+++ Material shown

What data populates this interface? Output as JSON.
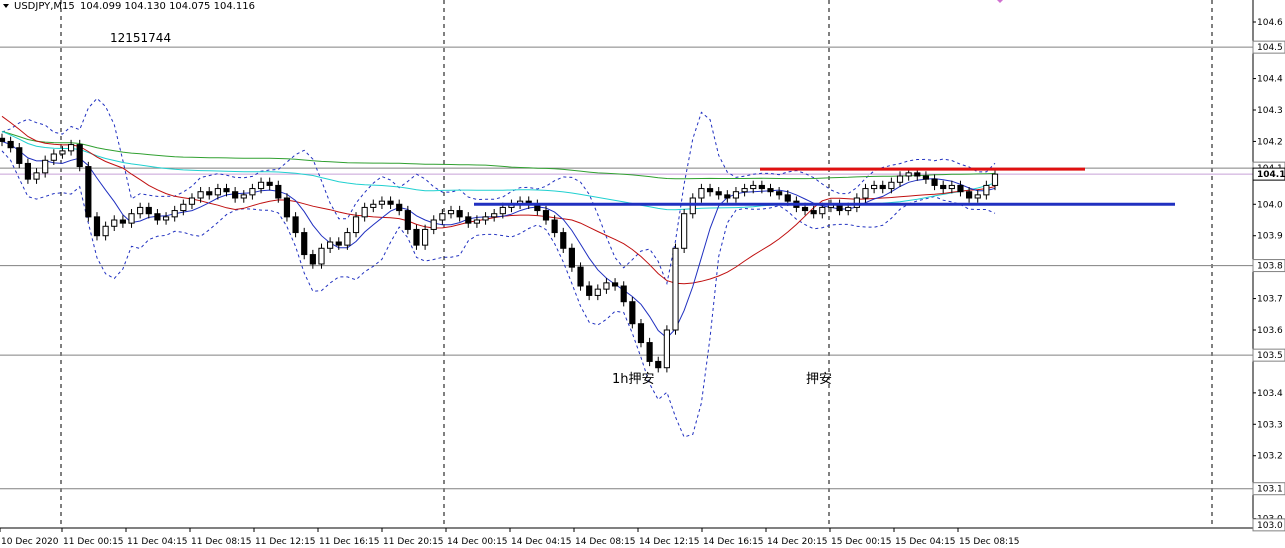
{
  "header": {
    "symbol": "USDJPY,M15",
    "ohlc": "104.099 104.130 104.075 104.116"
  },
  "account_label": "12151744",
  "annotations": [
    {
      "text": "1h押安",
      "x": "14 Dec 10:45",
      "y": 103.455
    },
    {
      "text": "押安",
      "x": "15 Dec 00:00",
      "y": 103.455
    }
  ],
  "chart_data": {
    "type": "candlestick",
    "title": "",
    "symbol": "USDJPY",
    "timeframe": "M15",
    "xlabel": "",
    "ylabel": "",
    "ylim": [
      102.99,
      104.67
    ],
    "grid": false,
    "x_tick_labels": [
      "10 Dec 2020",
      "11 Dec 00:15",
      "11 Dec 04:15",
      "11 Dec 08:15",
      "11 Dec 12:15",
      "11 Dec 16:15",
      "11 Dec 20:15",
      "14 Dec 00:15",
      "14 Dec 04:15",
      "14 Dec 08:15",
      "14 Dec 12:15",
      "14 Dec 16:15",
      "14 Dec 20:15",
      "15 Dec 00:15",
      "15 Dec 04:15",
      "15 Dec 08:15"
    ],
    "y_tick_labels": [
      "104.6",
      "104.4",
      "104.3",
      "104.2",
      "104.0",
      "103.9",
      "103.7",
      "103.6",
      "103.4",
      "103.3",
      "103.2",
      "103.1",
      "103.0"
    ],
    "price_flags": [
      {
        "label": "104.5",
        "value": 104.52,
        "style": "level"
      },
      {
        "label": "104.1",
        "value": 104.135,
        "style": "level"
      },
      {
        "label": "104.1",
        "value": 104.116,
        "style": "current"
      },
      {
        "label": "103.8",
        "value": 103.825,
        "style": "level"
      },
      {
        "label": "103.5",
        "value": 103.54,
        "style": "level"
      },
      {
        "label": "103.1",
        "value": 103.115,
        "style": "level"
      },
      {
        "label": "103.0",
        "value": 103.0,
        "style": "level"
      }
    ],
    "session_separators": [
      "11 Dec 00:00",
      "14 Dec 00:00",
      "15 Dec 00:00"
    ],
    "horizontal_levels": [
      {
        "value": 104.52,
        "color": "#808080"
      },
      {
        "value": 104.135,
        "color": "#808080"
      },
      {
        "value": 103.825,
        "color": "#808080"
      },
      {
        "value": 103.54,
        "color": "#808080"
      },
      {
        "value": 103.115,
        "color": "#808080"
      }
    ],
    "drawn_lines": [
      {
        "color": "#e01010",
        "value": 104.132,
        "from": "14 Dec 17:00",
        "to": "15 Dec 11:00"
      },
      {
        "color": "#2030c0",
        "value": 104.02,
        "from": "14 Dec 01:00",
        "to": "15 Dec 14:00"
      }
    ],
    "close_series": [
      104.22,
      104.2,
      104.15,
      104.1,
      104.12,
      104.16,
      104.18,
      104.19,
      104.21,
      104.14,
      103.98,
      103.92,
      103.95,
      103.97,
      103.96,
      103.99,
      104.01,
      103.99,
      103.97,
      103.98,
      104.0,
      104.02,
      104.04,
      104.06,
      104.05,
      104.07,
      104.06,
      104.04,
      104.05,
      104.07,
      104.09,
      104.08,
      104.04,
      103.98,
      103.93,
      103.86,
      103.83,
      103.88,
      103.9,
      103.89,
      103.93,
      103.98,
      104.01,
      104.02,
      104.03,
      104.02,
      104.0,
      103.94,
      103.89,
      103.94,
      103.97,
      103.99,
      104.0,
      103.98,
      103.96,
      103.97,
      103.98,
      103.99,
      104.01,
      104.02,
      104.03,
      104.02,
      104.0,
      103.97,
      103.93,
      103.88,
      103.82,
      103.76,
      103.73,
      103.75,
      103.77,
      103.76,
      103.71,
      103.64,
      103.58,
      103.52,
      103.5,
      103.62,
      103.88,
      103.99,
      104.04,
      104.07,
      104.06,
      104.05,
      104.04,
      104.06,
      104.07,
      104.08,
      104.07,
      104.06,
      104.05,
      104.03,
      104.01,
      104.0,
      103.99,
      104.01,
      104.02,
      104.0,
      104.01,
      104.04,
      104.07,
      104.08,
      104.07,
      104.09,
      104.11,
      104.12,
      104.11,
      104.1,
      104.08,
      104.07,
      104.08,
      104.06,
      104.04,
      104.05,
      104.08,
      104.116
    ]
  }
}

++++++

> [Task statement]:
Repeat each entry exactly as given; no pictures belong in the copy.

> [Complete answer]:
What data populates this interface? Output as JSON.
{
  "header": {
    "symbol": "USDJPY,M15",
    "ohlc": "104.099 104.130 104.075 104.116"
  },
  "account_label": "12151744",
  "annotations": [
    {
      "text": "1h押安",
      "x": "14 Dec 10:45",
      "y": 103.455
    },
    {
      "text": "押安",
      "x": "15 Dec 00:00",
      "y": 103.455
    }
  ],
  "chart_data": {
    "type": "candlestick",
    "title": "",
    "symbol": "USDJPY",
    "timeframe": "M15",
    "xlabel": "",
    "ylabel": "",
    "ylim": [
      102.99,
      104.67
    ],
    "grid": false,
    "x_tick_labels": [
      "10 Dec 2020",
      "11 Dec 00:15",
      "11 Dec 04:15",
      "11 Dec 08:15",
      "11 Dec 12:15",
      "11 Dec 16:15",
      "11 Dec 20:15",
      "14 Dec 00:15",
      "14 Dec 04:15",
      "14 Dec 08:15",
      "14 Dec 12:15",
      "14 Dec 16:15",
      "14 Dec 20:15",
      "15 Dec 00:15",
      "15 Dec 04:15",
      "15 Dec 08:15"
    ],
    "y_tick_labels": [
      "104.6",
      "104.4",
      "104.3",
      "104.2",
      "104.0",
      "103.9",
      "103.7",
      "103.6",
      "103.4",
      "103.3",
      "103.2",
      "103.1",
      "103.0"
    ],
    "price_flags": [
      {
        "label": "104.5",
        "value": 104.52,
        "style": "level"
      },
      {
        "label": "104.1",
        "value": 104.135,
        "style": "level"
      },
      {
        "label": "104.1",
        "value": 104.116,
        "style": "current"
      },
      {
        "label": "103.8",
        "value": 103.825,
        "style": "level"
      },
      {
        "label": "103.5",
        "value": 103.54,
        "style": "level"
      },
      {
        "label": "103.1",
        "value": 103.115,
        "style": "level"
      },
      {
        "label": "103.0",
        "value": 103.0,
        "style": "level"
      }
    ],
    "session_separators": [
      "11 Dec 00:00",
      "14 Dec 00:00",
      "15 Dec 00:00"
    ],
    "horizontal_levels": [
      {
        "value": 104.52,
        "color": "#808080"
      },
      {
        "value": 104.135,
        "color": "#808080"
      },
      {
        "value": 103.825,
        "color": "#808080"
      },
      {
        "value": 103.54,
        "color": "#808080"
      },
      {
        "value": 103.115,
        "color": "#808080"
      }
    ],
    "drawn_lines": [
      {
        "color": "#e01010",
        "value": 104.132,
        "from": "14 Dec 17:00",
        "to": "15 Dec 11:00"
      },
      {
        "color": "#2030c0",
        "value": 104.02,
        "from": "14 Dec 01:00",
        "to": "15 Dec 14:00"
      }
    ],
    "close_series": [
      104.22,
      104.2,
      104.15,
      104.1,
      104.12,
      104.16,
      104.18,
      104.19,
      104.21,
      104.14,
      103.98,
      103.92,
      103.95,
      103.97,
      103.96,
      103.99,
      104.01,
      103.99,
      103.97,
      103.98,
      104.0,
      104.02,
      104.04,
      104.06,
      104.05,
      104.07,
      104.06,
      104.04,
      104.05,
      104.07,
      104.09,
      104.08,
      104.04,
      103.98,
      103.93,
      103.86,
      103.83,
      103.88,
      103.9,
      103.89,
      103.93,
      103.98,
      104.01,
      104.02,
      104.03,
      104.02,
      104.0,
      103.94,
      103.89,
      103.94,
      103.97,
      103.99,
      104.0,
      103.98,
      103.96,
      103.97,
      103.98,
      103.99,
      104.01,
      104.02,
      104.03,
      104.02,
      104.0,
      103.97,
      103.93,
      103.88,
      103.82,
      103.76,
      103.73,
      103.75,
      103.77,
      103.76,
      103.71,
      103.64,
      103.58,
      103.52,
      103.5,
      103.62,
      103.88,
      103.99,
      104.04,
      104.07,
      104.06,
      104.05,
      104.04,
      104.06,
      104.07,
      104.08,
      104.07,
      104.06,
      104.05,
      104.03,
      104.01,
      104.0,
      103.99,
      104.01,
      104.02,
      104.0,
      104.01,
      104.04,
      104.07,
      104.08,
      104.07,
      104.09,
      104.11,
      104.12,
      104.11,
      104.1,
      104.08,
      104.07,
      104.08,
      104.06,
      104.04,
      104.05,
      104.08,
      104.116
    ]
  }
}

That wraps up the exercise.